• _Task prompt_
Go through the data line by line. Copy each one holding the string "presenteras".

• _Source material_

• • •

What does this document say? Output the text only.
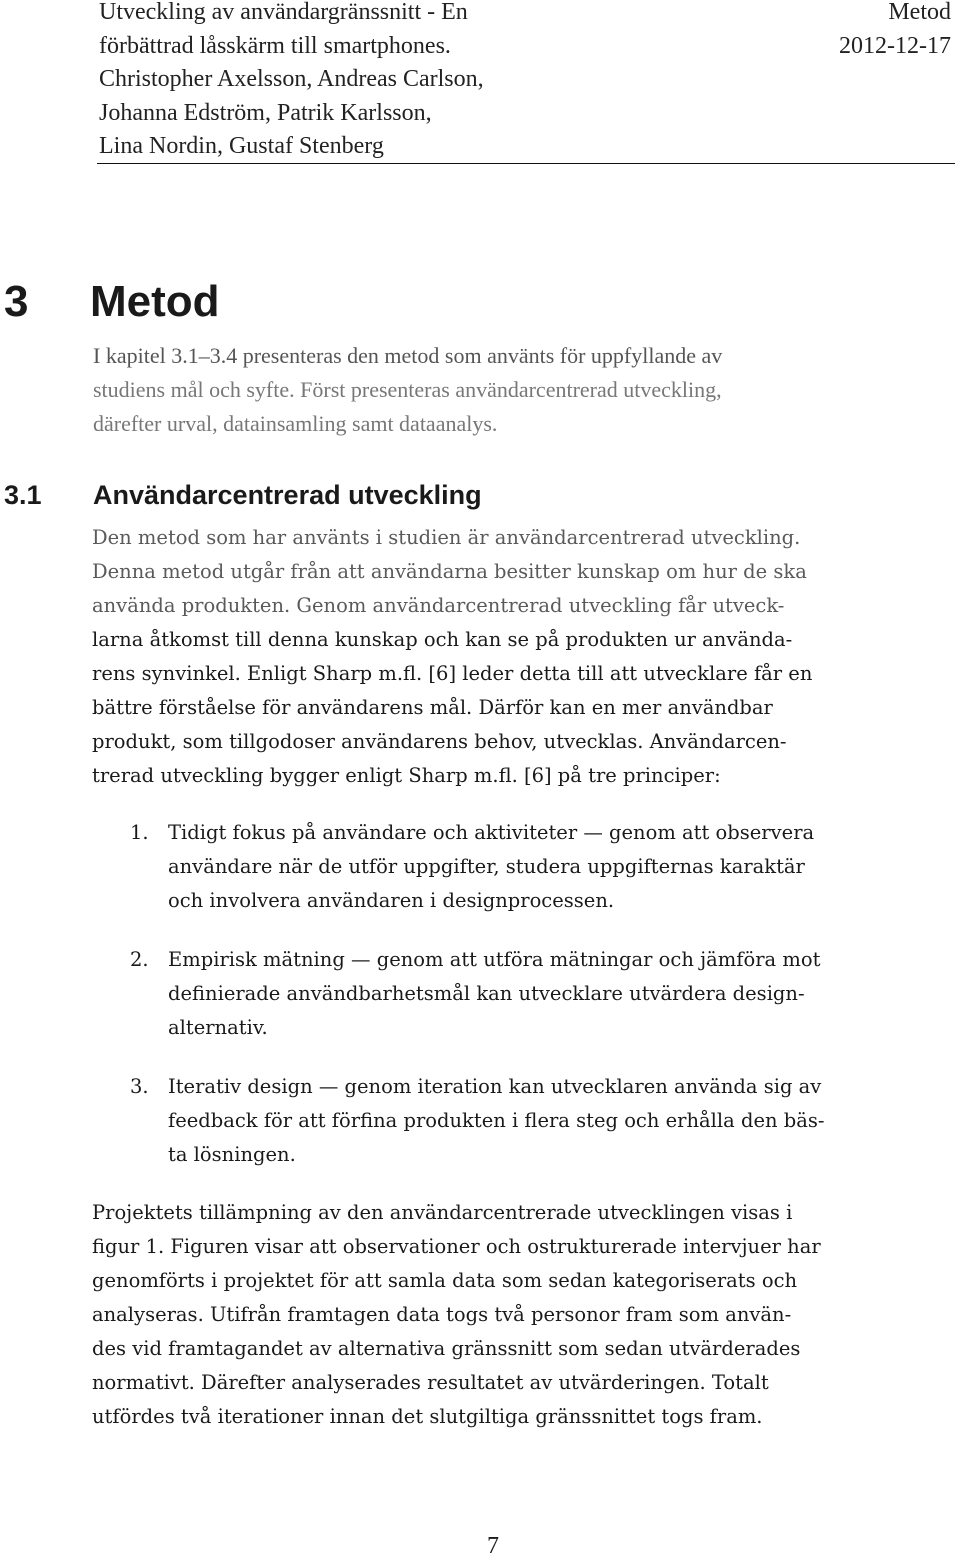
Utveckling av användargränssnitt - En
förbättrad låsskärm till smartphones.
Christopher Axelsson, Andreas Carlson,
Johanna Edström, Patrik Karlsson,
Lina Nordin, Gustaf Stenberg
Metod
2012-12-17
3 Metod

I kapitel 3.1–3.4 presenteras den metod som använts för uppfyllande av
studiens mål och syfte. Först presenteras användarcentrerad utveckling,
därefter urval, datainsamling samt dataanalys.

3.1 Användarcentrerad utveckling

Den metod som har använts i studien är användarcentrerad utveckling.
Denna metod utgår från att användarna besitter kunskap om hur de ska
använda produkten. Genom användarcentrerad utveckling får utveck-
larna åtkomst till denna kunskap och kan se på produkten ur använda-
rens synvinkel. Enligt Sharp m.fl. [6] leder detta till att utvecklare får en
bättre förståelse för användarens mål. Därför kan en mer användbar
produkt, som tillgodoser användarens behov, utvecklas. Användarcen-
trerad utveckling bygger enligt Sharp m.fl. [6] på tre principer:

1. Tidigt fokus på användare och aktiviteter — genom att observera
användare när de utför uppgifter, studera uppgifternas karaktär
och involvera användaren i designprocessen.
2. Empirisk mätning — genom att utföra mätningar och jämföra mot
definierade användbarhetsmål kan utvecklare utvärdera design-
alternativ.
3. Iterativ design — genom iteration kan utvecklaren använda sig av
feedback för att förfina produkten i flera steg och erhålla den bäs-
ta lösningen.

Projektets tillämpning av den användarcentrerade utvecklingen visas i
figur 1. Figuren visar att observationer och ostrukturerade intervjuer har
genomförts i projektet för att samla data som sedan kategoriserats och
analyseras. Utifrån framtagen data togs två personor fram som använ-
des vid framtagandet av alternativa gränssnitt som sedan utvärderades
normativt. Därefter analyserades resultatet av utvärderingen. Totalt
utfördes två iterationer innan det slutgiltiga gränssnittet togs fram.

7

• • •

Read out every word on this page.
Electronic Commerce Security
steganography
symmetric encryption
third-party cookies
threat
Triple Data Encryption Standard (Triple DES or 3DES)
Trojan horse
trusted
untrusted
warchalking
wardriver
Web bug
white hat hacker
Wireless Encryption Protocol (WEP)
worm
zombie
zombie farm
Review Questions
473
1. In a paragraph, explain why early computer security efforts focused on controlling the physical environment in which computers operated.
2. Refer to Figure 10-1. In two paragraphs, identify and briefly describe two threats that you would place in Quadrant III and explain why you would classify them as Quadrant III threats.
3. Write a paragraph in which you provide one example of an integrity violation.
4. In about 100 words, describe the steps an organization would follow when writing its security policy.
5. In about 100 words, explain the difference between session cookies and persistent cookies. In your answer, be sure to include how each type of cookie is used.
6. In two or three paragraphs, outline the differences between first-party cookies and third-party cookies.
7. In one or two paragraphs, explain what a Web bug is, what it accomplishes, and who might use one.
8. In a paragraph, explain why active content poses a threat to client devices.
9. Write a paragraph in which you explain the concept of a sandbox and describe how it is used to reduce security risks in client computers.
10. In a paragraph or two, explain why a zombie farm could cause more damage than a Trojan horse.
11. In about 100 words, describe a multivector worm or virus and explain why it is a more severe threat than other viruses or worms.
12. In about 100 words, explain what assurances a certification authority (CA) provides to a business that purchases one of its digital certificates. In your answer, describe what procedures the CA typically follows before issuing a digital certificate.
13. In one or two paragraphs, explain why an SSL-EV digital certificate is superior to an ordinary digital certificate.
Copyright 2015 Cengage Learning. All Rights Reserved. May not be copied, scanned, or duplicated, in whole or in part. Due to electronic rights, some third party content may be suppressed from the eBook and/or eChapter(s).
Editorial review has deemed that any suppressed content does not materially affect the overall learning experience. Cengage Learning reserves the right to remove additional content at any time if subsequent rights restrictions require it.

• • •

• _Answer space_
I kapitel 3.1–3.4 presenteras den metod som använts för uppfyllande av
studiens mål och syfte. Först presenteras användarcentrerad utveckling,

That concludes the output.